» REQUIREMENTS
1. Please repeat the new-dog tips beginning at the words "When a dog has" and stopping after "his new family.", substituting "clan" for "pack" each time it occurs.
2. According to the new-dog tips, what kind of animal is a dog if not a solitary one?

» QUOTED TEXT
* Start *

New Dog Tips

By Kim Barnett
     If you are reading this article you have most likely just adopted a dog, either from a rescue organization or shelter and are hoping to make your dog’s integration into your home go as smoothly and stress free as possible.   To begin, let’s consider where your dog has come from and how this may have an effect on his or her ability to fit in.   If your dog has come from a foster home the likelihood is that he has been living as part of a loving family with plenty of walks, play and company, all of the things that a dog needs to be mentally and physically balanced. If however you dog has come from a shelter, kennel or home that couldn't cope, there is the possibility that he may have spent his time there penned up, frustrated, possibly bewildered and without much interaction with humans or other dogs.

     Everyone working in shelters does the best they can for the dogs in their care, but of course the conditions are less than ideal for a dog and many leave with vast amounts of pent up energy and having developed undesirable behavior as a result of their basic needs not having been met. These are hardly ideal circumstances for meeting a new family, but we can help to make things much easier for everyone concerned.

     When a dog has been separated from his pack and is about to join a new one, she will be searching to find where she will fit in, what her position will be in the hierarchy of the pack. This is necessary for a dog, he isn't a solitary animal, he’s a social one, used to living in a family or social group, just as we are. His primal instincts immediately kick in, “who will be my leader in this new pack, is there already one or will it be left to me?” This is the all important issue for a dog joining his new family.

* End *

[Raw records]
* Start *

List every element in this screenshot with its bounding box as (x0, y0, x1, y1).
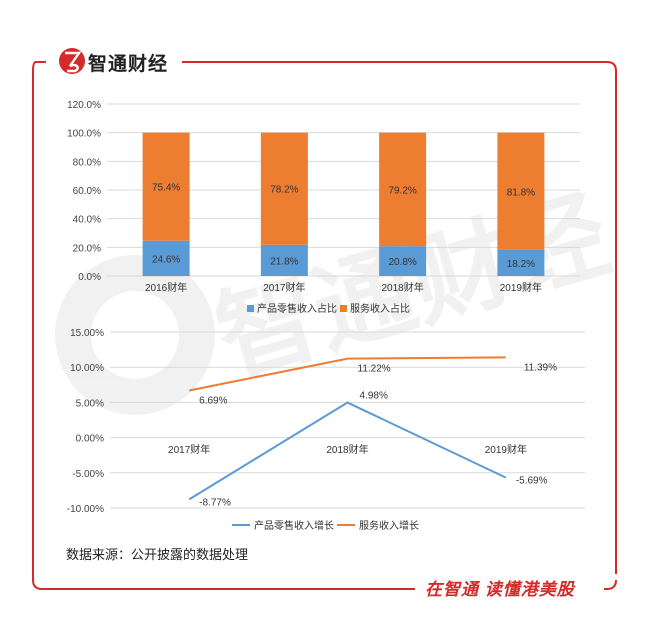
x-tick-label: 2017财年 (263, 281, 305, 294)
y-tick-label: -10.00% (67, 504, 104, 515)
data-label: 21.8% (270, 256, 298, 267)
legend-label: 服务收入增长 (359, 519, 419, 532)
legend-label: 服务收入占比 (350, 302, 410, 315)
frame-border-left-bottom (32, 61, 415, 590)
bar-segment (260, 132, 308, 245)
data-label: 20.8% (388, 257, 416, 268)
legend-label: 产品零售收入增长 (254, 519, 334, 532)
bar-segment (379, 132, 427, 247)
frame-border-top-right (182, 61, 617, 574)
bar-segment (142, 132, 190, 241)
line-chart: -10.00% -5.00% 0.00% 5.00% 10.00% 15.00% 2017财… (67, 328, 585, 532)
y-tick-label: 0.00% (76, 434, 104, 445)
y-tick-label: 5.00% (76, 398, 104, 409)
x-tick-label: 2018财年 (382, 281, 424, 294)
data-label: 78.2% (270, 185, 298, 196)
data-label: -8.77% (199, 497, 231, 508)
y-tick-label: 40.0% (73, 215, 101, 226)
y-tick-label: 60.0% (73, 186, 101, 197)
data-label: 11.39% (524, 362, 557, 373)
data-label: 81.8% (507, 187, 535, 198)
data-label: -5.69% (516, 476, 548, 487)
data-label: 18.2% (507, 259, 535, 270)
y-tick-label: -5.00% (72, 469, 104, 480)
data-label: 11.22% (358, 364, 391, 375)
legend-swatch (247, 305, 254, 312)
bar-segment (497, 249, 545, 276)
y-tick-label: 0.0% (78, 272, 101, 283)
legend-swatch (340, 305, 347, 312)
bar-segment (142, 240, 190, 276)
data-label: 79.2% (388, 185, 416, 196)
bar-segment (497, 132, 545, 250)
series-line (188, 401, 507, 501)
brand-title: 智通财经 (88, 54, 169, 75)
x-tick-label: 2018财年 (326, 443, 368, 456)
y-tick-label: 120.0% (67, 100, 101, 111)
y-tick-label: 80.0% (73, 157, 101, 168)
x-tick-label: 2016财年 (145, 281, 187, 294)
bar-segment (379, 246, 427, 276)
y-tick-label: 15.00% (70, 328, 104, 339)
y-tick-label: 20.0% (73, 243, 101, 254)
series-line (188, 356, 506, 392)
bar-segment (260, 244, 308, 276)
legend-label: 产品零售收入占比 (257, 302, 337, 315)
y-tick-label: 10.00% (70, 363, 104, 374)
stacked-bar-chart: 0.0% 20.0% 40.0% 60.0% 80.0% 100.0% 120.0% 24.6… (67, 100, 580, 315)
data-label: 24.6% (152, 254, 180, 265)
data-source-note: 数据来源：公开披露的数据处理 (66, 548, 249, 563)
data-label: 4.98% (360, 391, 388, 402)
y-tick-label: 100.0% (67, 129, 101, 140)
data-label: 6.69% (199, 396, 227, 407)
x-tick-label: 2017财年 (168, 443, 210, 456)
frame-border-corner (604, 579, 617, 590)
footer-slogan: 在智通 读懂港美股 (425, 580, 575, 599)
x-tick-label: 2019财年 (485, 443, 527, 456)
logo-icon (59, 48, 85, 74)
data-label: 75.4% (152, 183, 180, 194)
x-tick-label: 2019财年 (500, 281, 542, 294)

* End *

» IN RESPONSE
1.
When a dog has been separated from his clan and is about to join a new one, she will be searching to find where she will fit in, what her position will be in the hierarchy of the clan. This is necessary for a dog, he isn't a solitary animal, he’s a social one, used to living in a family or social group, just as we are. His primal instincts immediately kick in, “who will be my leader in this new clan, is there already one or will it be left to me?” This is the all important issue for a dog joining his new family.

2. A social one, used to living in a family or social group.